Problem to work on — In the data below, find every line that has the string "sont", and copy it.

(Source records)
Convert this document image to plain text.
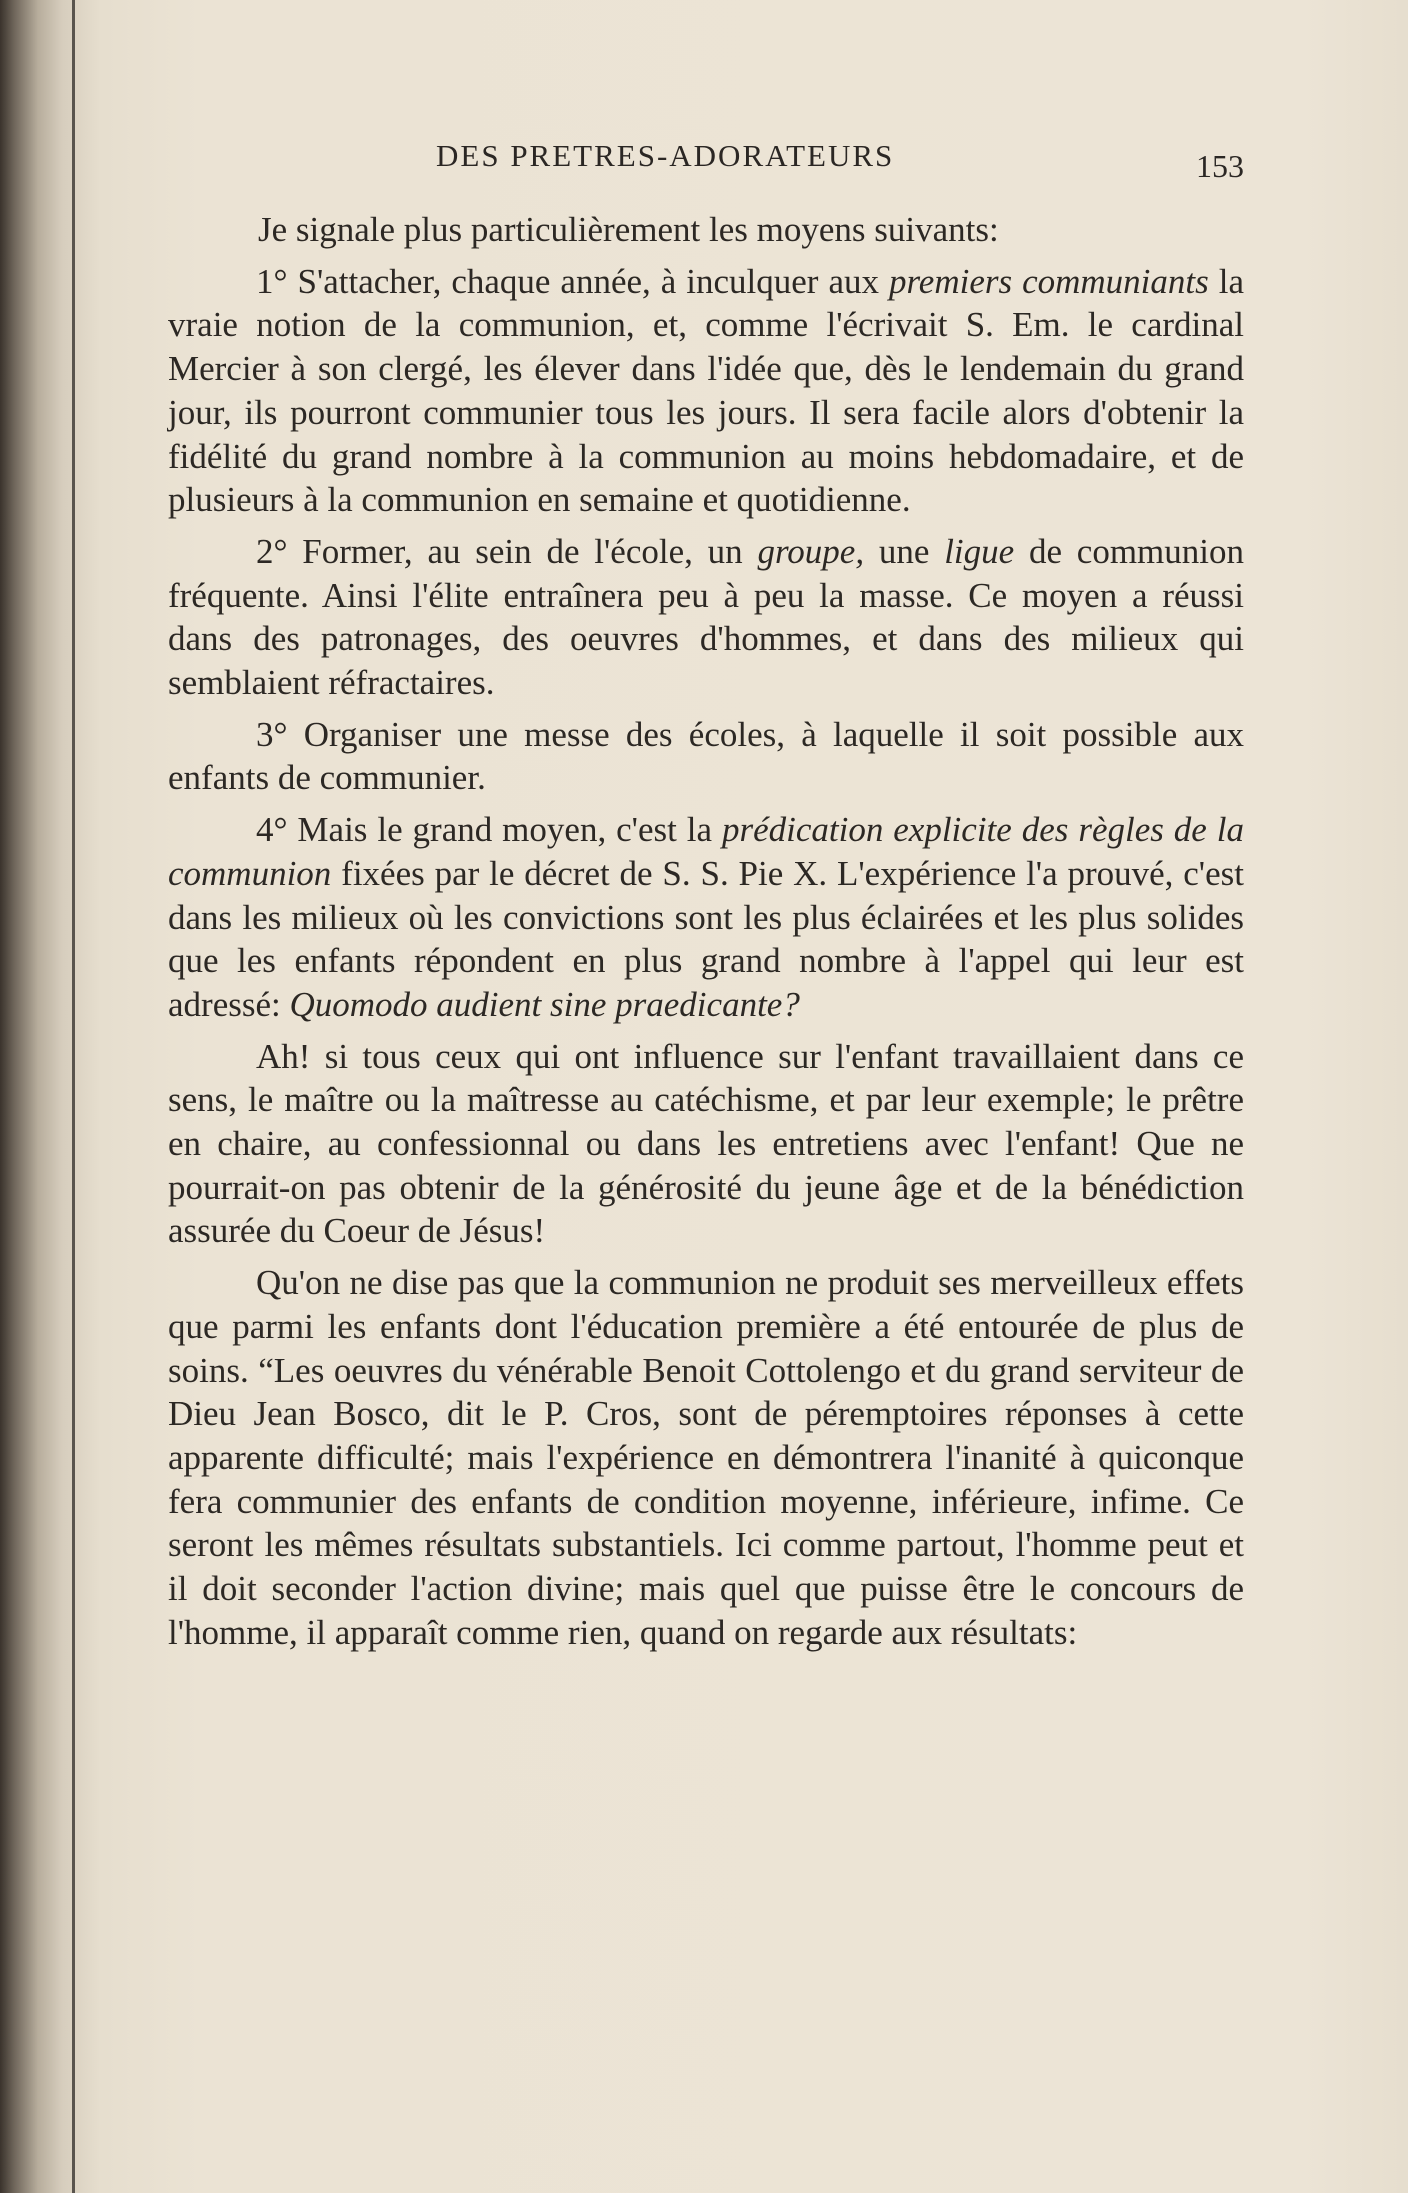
DES PRETRES-ADORATEURS	153

Je signale plus particulièrement les moyens suivants:

1° S'attacher, chaque année, à inculquer aux premiers communiants la vraie notion de la communion, et, comme l'écrivait S. Em. le cardinal Mercier à son clergé, les élever dans l'idée que, dès le lendemain du grand jour, ils pourront communier tous les jours. Il sera facile alors d'obtenir la fidélité du grand nombre à la communion au moins hebdomadaire, et de plusieurs à la communion en semaine et quotidienne.

2° Former, au sein de l'école, un groupe, une ligue de communion fréquente. Ainsi l'élite entraînera peu à peu la masse. Ce moyen a réussi dans des patronages, des oeuvres d'hommes, et dans des milieux qui semblaient réfractaires.

3° Organiser une messe des écoles, à laquelle il soit possible aux enfants de communier.

4° Mais le grand moyen, c'est la prédication explicite des règles de la communion fixées par le décret de S. S. Pie X. L'expérience l'a prouvé, c'est dans les milieux où les convictions sont les plus éclairées et les plus solides que les enfants répondent en plus grand nombre à l'appel qui leur est adressé: Quomodo audient sine praedicante?

Ah! si tous ceux qui ont influence sur l'enfant travaillaient dans ce sens, le maître ou la maîtresse au catéchisme, et par leur exemple; le prêtre en chaire, au confessionnal ou dans les entretiens avec l'enfant! Que ne pourrait-on pas obtenir de la générosité du jeune âge et de la bénédiction assurée du Coeur de Jésus!

Qu'on ne dise pas que la communion ne produit ses merveilleux effets que parmi les enfants dont l'éducation première a été entourée de plus de soins. “Les oeuvres du vénérable Benoit Cottolengo et du grand serviteur de Dieu Jean Bosco, dit le P. Cros, sont de péremptoires réponses à cette apparente difficulté; mais l'expérience en démontrera l'inanité à quiconque fera communier des enfants de condition moyenne, inférieure, infime. Ce seront les mêmes résultats substantiels. Ici comme partout, l'homme peut et il doit seconder l'action divine; mais quel que puisse être le concours de l'homme, il apparaît comme rien, quand on regarde aux résultats:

Full solution —
4° Mais le grand moyen, c'est la prédication explicite des règles de la communion fixées par le décret de S. S. Pie X. L'expérience l'a prouvé, c'est dans les milieux où les convictions sont les plus éclairées et les plus solides que les enfants répondent en plus grand nombre à l'appel qui leur est adressé: Quomodo audient sine praedicante?
Qu'on ne dise pas que la communion ne produit ses merveilleux effets que parmi les enfants dont l'éducation première a été entourée de plus de soins. “Les oeuvres du vénérable Benoit Cottolengo et du grand serviteur de Dieu Jean Bosco, dit le P. Cros, sont de péremptoires réponses à cette apparente difficulté; mais l'expérience en démontrera l'inanité à quiconque fera communier des enfants de condition moyenne, inférieure, infime. Ce seront les mêmes résultats substantiels. Ici comme partout, l'homme peut et il doit seconder l'action divine; mais quel que puisse être le concours de l'homme, il apparaît comme rien, quand on regarde aux résultats:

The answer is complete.